TASK BRIEF: State how many lines contain the string "tempor", and write nothing else.

[Records]
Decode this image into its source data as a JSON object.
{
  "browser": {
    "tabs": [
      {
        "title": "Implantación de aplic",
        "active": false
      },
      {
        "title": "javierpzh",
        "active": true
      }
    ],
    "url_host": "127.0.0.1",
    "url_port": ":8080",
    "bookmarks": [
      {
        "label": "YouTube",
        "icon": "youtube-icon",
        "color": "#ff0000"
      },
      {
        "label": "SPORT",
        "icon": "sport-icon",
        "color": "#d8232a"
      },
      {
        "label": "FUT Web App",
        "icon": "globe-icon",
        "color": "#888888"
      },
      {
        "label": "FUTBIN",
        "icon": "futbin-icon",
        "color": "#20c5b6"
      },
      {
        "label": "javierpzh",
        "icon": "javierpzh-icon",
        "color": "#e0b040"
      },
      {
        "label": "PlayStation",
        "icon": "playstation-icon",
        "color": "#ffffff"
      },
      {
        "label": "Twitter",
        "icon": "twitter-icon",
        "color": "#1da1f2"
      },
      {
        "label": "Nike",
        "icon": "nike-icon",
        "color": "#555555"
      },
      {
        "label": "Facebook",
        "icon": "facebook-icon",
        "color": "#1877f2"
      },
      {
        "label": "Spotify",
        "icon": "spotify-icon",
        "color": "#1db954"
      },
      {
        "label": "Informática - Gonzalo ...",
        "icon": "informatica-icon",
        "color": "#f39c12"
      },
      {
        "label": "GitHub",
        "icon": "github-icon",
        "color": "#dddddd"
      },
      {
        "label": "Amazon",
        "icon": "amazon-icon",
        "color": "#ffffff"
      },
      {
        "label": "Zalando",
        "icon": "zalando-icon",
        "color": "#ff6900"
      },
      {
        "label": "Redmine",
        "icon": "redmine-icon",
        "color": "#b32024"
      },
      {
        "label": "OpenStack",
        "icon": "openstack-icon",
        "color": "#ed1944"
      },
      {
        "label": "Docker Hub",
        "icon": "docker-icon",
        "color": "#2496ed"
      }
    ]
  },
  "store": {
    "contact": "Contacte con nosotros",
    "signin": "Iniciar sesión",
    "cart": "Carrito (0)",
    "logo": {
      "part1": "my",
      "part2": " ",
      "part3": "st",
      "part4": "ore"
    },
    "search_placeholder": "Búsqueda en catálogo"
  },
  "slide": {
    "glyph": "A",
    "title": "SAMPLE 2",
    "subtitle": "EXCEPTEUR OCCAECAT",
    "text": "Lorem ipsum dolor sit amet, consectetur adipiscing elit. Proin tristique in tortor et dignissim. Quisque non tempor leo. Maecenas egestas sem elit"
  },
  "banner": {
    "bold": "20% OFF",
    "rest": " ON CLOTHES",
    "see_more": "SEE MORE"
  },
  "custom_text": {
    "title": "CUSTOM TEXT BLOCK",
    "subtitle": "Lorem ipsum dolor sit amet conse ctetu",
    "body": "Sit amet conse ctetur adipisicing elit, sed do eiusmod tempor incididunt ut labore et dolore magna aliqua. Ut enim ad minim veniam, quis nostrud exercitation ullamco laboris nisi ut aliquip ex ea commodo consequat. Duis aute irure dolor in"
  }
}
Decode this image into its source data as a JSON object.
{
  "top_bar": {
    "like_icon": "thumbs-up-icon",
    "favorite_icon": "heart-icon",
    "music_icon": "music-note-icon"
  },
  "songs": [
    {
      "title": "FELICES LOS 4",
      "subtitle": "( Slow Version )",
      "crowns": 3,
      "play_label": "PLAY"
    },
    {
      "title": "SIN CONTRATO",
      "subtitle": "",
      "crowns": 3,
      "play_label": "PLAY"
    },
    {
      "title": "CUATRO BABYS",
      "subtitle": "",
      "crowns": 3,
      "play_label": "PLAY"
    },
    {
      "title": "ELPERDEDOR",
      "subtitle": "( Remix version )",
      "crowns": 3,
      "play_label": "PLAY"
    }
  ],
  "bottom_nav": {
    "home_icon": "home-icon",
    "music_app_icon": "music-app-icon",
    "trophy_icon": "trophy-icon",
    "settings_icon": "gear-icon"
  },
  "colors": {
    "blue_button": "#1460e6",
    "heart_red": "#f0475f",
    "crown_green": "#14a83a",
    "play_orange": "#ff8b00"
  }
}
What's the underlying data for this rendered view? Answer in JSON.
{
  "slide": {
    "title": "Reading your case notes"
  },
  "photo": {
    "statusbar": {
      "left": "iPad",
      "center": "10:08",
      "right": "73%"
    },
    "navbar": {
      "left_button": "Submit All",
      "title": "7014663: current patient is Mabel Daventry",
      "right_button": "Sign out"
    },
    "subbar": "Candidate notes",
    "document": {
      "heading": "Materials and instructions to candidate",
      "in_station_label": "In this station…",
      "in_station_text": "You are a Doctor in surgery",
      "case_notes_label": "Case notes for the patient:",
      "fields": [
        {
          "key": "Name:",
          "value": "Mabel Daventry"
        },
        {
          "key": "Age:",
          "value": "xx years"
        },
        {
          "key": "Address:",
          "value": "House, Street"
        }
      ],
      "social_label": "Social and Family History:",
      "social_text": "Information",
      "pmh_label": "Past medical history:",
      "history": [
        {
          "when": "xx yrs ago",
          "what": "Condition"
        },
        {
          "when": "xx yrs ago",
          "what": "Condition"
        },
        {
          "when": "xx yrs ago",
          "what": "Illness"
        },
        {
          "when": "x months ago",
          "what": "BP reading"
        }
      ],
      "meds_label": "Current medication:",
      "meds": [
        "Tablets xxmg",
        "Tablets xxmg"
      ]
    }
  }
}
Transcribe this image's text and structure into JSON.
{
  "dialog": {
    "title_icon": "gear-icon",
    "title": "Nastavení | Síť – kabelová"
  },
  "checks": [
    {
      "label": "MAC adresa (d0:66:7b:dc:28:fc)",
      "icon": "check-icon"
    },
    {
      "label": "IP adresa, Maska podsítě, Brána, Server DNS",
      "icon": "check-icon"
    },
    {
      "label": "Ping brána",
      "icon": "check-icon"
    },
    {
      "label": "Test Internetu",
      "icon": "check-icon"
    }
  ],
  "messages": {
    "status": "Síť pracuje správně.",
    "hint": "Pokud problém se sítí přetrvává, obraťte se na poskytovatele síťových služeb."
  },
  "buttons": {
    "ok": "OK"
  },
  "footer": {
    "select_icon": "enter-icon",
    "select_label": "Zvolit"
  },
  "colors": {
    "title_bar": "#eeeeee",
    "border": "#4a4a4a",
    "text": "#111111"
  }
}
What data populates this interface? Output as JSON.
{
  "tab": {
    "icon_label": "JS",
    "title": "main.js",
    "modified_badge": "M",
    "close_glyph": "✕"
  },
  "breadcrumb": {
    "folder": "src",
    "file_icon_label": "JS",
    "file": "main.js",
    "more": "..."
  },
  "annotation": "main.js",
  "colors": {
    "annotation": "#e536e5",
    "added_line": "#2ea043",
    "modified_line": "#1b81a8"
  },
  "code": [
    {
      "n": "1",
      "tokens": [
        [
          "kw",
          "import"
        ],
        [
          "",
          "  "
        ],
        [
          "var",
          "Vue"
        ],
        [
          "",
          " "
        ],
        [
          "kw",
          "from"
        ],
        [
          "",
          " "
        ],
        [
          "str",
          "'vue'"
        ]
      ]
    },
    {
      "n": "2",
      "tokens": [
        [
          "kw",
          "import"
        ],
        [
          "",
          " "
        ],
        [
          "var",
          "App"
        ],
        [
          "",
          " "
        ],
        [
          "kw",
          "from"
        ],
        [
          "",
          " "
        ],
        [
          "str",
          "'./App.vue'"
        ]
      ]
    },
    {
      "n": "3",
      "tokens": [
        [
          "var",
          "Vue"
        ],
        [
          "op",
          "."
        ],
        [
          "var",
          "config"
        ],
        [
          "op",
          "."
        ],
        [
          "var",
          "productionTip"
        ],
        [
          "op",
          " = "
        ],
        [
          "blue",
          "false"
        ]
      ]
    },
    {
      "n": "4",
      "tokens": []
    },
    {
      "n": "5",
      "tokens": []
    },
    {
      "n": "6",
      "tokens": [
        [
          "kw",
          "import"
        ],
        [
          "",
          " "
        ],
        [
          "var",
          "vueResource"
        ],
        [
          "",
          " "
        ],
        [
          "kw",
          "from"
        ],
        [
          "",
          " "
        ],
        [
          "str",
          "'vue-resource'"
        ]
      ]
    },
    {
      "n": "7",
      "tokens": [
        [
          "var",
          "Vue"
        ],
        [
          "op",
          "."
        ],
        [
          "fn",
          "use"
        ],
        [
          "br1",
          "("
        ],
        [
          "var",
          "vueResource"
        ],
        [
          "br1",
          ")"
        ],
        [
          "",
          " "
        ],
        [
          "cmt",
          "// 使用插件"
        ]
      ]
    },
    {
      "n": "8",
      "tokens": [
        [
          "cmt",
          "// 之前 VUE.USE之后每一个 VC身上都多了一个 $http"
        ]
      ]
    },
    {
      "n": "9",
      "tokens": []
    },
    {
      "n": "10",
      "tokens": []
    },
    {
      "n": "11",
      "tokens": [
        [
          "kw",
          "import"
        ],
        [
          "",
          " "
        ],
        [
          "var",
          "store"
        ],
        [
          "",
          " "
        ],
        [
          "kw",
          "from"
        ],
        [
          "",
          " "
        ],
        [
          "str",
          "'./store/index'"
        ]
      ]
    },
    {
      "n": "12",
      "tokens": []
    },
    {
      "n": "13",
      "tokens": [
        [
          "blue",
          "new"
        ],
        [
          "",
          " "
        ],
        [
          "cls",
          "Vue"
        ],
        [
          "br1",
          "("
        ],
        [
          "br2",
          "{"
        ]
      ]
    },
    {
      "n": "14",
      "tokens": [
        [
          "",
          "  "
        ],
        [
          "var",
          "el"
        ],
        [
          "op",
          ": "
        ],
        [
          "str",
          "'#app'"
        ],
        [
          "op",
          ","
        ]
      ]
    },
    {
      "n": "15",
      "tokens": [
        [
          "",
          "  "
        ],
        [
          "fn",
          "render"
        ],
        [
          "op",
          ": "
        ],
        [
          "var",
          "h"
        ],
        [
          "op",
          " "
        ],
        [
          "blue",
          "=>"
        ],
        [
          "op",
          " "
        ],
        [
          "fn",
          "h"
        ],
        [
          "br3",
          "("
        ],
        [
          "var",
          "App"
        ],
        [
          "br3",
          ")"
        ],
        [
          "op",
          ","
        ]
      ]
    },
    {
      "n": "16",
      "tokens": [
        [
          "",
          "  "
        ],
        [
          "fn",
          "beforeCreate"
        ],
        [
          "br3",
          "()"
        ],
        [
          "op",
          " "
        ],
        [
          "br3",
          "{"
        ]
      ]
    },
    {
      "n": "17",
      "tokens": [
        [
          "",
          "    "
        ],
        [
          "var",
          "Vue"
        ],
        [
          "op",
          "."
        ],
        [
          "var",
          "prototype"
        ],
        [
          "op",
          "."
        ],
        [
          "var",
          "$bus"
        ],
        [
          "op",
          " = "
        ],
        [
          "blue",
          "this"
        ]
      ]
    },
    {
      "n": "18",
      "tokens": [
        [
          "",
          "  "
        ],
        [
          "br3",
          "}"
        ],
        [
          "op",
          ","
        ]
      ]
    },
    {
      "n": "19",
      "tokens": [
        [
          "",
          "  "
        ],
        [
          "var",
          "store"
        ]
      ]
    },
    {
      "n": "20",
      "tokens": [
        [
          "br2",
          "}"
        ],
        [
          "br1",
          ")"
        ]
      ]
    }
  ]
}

FULL SOLUTION: 2